## Reading passage
BEGIN
Meat grown artificially in a laboratory could offer a viable solution for environmentalists who want to cut their carbon footprint but cannot face going vegetarian, research suggests.
9:25AM BST 21 Jun 2011
(The Telegraph) An Oxford-led study found that cultured tissue could reduce the greenhouse gas emissions from food production by as much as 96 per cent.
The process would use up to 45 per cent less energy than conventional meat, only one per cent of the land and a tiny fraction of the water required, according to a study to be published in the journal Environmental Science & Technology.
Meat production is responsible for about 18 per cent of global greenhouse gas emissions – more than the airline industry and the world’s cars combined – and takes up almost a third of land outside of icebound areas.
With hundreds of millions more people in countries such as China now able to afford meat as part of their daily diet, the world’s resources have come under increasing pressure.
Meat production is being blamed for much of the deforestation in areas such as the Amazon rainforest, water shortages and increasing competition for land.
One alternative source of protein and energy could be the cultivation of a bacterium called cyanobacteria hydrolysate.
Hanna Tuomisto, of Oxford University’s Wildlife Conservation Research Unit, who led an Anglo-Dutch feasibility study, calculated that the first commercial lab-grown meat could be available within five years.
END
## Assigned task
Answer these questions from the article on lab-grown meat:
(a) By up to how much could cultured tissue cut greenhouse gas emissions from food production?
(b) About what share of global greenhouse gas emissions comes from meat production?
(c) Within how many years did Hanna Tuomisto calculate that the first commercial lab-grown meat could be available?
These records have no connection to the article on lab-grown meat.

[Items listed in a dataset]
BEGIN
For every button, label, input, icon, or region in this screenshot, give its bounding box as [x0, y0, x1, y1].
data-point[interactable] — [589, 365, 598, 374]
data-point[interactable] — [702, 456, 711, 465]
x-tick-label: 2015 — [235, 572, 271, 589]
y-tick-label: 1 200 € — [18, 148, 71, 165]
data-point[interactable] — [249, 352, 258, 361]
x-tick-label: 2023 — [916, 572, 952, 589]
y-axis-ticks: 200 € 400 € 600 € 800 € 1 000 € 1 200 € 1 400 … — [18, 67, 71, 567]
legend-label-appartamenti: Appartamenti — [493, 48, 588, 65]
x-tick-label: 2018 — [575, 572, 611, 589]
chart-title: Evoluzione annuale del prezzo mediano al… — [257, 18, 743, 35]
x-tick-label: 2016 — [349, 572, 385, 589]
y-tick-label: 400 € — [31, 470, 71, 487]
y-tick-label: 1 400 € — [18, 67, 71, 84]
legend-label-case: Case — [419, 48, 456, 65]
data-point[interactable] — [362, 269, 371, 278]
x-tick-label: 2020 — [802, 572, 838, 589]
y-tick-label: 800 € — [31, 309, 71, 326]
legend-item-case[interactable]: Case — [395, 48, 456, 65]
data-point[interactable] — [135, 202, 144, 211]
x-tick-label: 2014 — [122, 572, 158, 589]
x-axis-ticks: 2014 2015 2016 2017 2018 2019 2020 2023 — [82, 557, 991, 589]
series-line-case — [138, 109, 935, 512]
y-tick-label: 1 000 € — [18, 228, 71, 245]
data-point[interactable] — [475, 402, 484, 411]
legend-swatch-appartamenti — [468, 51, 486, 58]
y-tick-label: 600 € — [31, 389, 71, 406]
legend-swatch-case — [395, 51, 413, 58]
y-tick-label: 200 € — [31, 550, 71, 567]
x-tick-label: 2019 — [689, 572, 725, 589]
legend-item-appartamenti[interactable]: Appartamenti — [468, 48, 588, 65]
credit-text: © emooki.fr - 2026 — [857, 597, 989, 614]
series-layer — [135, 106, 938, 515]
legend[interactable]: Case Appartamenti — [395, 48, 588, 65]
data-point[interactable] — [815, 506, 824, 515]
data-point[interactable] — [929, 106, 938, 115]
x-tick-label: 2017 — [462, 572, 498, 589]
END
## Expected answer
(a) By as much as 96 per cent.
(b) About 18 per cent.
(c) Within five years.